# start of The records

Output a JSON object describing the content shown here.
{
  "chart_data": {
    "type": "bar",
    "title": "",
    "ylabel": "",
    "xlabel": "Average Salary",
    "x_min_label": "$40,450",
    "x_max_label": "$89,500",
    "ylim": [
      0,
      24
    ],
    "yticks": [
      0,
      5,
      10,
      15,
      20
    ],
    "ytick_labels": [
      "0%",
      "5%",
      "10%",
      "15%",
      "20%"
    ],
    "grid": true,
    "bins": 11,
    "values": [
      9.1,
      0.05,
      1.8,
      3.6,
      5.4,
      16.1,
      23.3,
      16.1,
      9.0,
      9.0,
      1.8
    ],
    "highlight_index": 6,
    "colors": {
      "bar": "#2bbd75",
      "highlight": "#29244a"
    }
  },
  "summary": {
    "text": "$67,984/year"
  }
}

# end of The records

* _Work to be completed_:
Type the whole listing again, unaltered.

* _Result of this task_:
Output a JSON object describing the content shown here.
{
  "chart_data": {
    "type": "bar",
    "title": "",
    "ylabel": "",
    "xlabel": "Average Salary",
    "x_min_label": "$40,450",
    "x_max_label": "$89,500",
    "ylim": [
      0,
      24
    ],
    "yticks": [
      0,
      5,
      10,
      15,
      20
    ],
    "ytick_labels": [
      "0%",
      "5%",
      "10%",
      "15%",
      "20%"
    ],
    "grid": true,
    "bins": 11,
    "values": [
      9.1,
      0.05,
      1.8,
      3.6,
      5.4,
      16.1,
      23.3,
      16.1,
      9.0,
      9.0,
      1.8
    ],
    "highlight_index": 6,
    "colors": {
      "bar": "#2bbd75",
      "highlight": "#29244a"
    }
  },
  "summary": {
    "text": "$67,984/year"
  }
}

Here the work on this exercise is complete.